• **Exercise inputs**:
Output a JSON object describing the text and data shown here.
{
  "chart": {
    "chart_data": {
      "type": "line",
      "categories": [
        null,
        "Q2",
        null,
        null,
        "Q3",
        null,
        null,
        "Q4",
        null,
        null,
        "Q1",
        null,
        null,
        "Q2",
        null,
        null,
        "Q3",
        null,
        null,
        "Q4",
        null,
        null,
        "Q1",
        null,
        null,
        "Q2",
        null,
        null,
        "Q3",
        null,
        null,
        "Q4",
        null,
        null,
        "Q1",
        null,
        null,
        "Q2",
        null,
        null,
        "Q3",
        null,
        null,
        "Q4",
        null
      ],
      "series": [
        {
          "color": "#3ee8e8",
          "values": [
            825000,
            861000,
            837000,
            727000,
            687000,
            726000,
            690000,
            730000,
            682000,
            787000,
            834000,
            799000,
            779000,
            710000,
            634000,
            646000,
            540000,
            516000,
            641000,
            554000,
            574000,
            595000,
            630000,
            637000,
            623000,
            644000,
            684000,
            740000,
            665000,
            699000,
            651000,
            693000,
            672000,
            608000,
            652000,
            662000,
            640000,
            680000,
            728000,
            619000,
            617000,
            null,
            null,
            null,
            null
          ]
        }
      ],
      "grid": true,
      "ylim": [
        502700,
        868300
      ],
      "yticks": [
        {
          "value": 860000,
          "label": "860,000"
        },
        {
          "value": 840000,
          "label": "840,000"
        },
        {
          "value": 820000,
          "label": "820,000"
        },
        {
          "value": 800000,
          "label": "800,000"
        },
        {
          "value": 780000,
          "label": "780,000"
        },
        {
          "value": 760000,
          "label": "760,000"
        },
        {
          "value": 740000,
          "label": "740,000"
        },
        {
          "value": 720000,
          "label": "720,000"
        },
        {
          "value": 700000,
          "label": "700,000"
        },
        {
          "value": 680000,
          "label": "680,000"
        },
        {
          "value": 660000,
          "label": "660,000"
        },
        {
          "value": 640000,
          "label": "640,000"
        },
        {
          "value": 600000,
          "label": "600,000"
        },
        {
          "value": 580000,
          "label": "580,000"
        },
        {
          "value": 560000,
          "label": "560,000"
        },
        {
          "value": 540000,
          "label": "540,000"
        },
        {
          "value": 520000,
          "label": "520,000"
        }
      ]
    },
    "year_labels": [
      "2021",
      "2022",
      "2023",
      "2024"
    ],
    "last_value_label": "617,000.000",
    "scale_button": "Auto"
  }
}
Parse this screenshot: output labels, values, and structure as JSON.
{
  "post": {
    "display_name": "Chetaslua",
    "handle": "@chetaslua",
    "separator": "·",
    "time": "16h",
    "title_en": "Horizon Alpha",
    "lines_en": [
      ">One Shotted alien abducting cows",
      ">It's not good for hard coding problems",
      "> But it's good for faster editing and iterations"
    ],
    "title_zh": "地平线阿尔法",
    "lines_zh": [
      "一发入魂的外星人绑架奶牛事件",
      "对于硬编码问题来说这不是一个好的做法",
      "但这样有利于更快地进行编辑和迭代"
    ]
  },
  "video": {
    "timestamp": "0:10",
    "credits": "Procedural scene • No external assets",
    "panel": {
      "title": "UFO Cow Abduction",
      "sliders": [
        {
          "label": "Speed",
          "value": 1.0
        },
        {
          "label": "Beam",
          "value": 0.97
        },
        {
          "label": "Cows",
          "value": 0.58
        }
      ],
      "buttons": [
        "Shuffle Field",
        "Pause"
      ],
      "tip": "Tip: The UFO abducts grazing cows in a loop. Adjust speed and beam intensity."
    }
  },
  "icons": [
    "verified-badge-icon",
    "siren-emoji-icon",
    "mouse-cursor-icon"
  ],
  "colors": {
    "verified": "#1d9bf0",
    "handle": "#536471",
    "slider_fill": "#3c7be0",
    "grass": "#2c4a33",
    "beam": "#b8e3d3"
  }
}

• **Challenge**:
Set out the complete listing exactly as shown.

• **Solution**:
Output a JSON object describing the text and data shown here.
{
  "chart": {
    "chart_data": {
      "type": "line",
      "categories": [
        null,
        "Q2",
        null,
        null,
        "Q3",
        null,
        null,
        "Q4",
        null,
        null,
        "Q1",
        null,
        null,
        "Q2",
        null,
        null,
        "Q3",
        null,
        null,
        "Q4",
        null,
        null,
        "Q1",
        null,
        null,
        "Q2",
        null,
        null,
        "Q3",
        null,
        null,
        "Q4",
        null,
        null,
        "Q1",
        null,
        null,
        "Q2",
        null,
        null,
        "Q3",
        null,
        null,
        "Q4",
        null
      ],
      "series": [
        {
          "color": "#3ee8e8",
          "values": [
            825000,
            861000,
            837000,
            727000,
            687000,
            726000,
            690000,
            730000,
            682000,
            787000,
            834000,
            799000,
            779000,
            710000,
            634000,
            646000,
            540000,
            516000,
            641000,
            554000,
            574000,
            595000,
            630000,
            637000,
            623000,
            644000,
            684000,
            740000,
            665000,
            699000,
            651000,
            693000,
            672000,
            608000,
            652000,
            662000,
            640000,
            680000,
            728000,
            619000,
            617000,
            null,
            null,
            null,
            null
          ]
        }
      ],
      "grid": true,
      "ylim": [
        502700,
        868300
      ],
      "yticks": [
        {
          "value": 860000,
          "label": "860,000"
        },
        {
          "value": 840000,
          "label": "840,000"
        },
        {
          "value": 820000,
          "label": "820,000"
        },
        {
          "value": 800000,
          "label": "800,000"
        },
        {
          "value": 780000,
          "label": "780,000"
        },
        {
          "value": 760000,
          "label": "760,000"
        },
        {
          "value": 740000,
          "label": "740,000"
        },
        {
          "value": 720000,
          "label": "720,000"
        },
        {
          "value": 700000,
          "label": "700,000"
        },
        {
          "value": 680000,
          "label": "680,000"
        },
        {
          "value": 660000,
          "label": "660,000"
        },
        {
          "value": 640000,
          "label": "640,000"
        },
        {
          "value": 600000,
          "label": "600,000"
        },
        {
          "value": 580000,
          "label": "580,000"
        },
        {
          "value": 560000,
          "label": "560,000"
        },
        {
          "value": 540000,
          "label": "540,000"
        },
        {
          "value": 520000,
          "label": "520,000"
        }
      ]
    },
    "year_labels": [
      "2021",
      "2022",
      "2023",
      "2024"
    ],
    "last_value_label": "617,000.000",
    "scale_button": "Auto"
  }
}
Parse this screenshot: output labels, values, and structure as JSON.
{
  "post": {
    "display_name": "Chetaslua",
    "handle": "@chetaslua",
    "separator": "·",
    "time": "16h",
    "title_en": "Horizon Alpha",
    "lines_en": [
      ">One Shotted alien abducting cows",
      ">It's not good for hard coding problems",
      "> But it's good for faster editing and iterations"
    ],
    "title_zh": "地平线阿尔法",
    "lines_zh": [
      "一发入魂的外星人绑架奶牛事件",
      "对于硬编码问题来说这不是一个好的做法",
      "但这样有利于更快地进行编辑和迭代"
    ]
  },
  "video": {
    "timestamp": "0:10",
    "credits": "Procedural scene • No external assets",
    "panel": {
      "title": "UFO Cow Abduction",
      "sliders": [
        {
          "label": "Speed",
          "value": 1.0
        },
        {
          "label": "Beam",
          "value": 0.97
        },
        {
          "label": "Cows",
          "value": 0.58
        }
      ],
      "buttons": [
        "Shuffle Field",
        "Pause"
      ],
      "tip": "Tip: The UFO abducts grazing cows in a loop. Adjust speed and beam intensity."
    }
  },
  "icons": [
    "verified-badge-icon",
    "siren-emoji-icon",
    "mouse-cursor-icon"
  ],
  "colors": {
    "verified": "#1d9bf0",
    "handle": "#536471",
    "slider_fill": "#3c7be0",
    "grass": "#2c4a33",
    "beam": "#b8e3d3"
  }
}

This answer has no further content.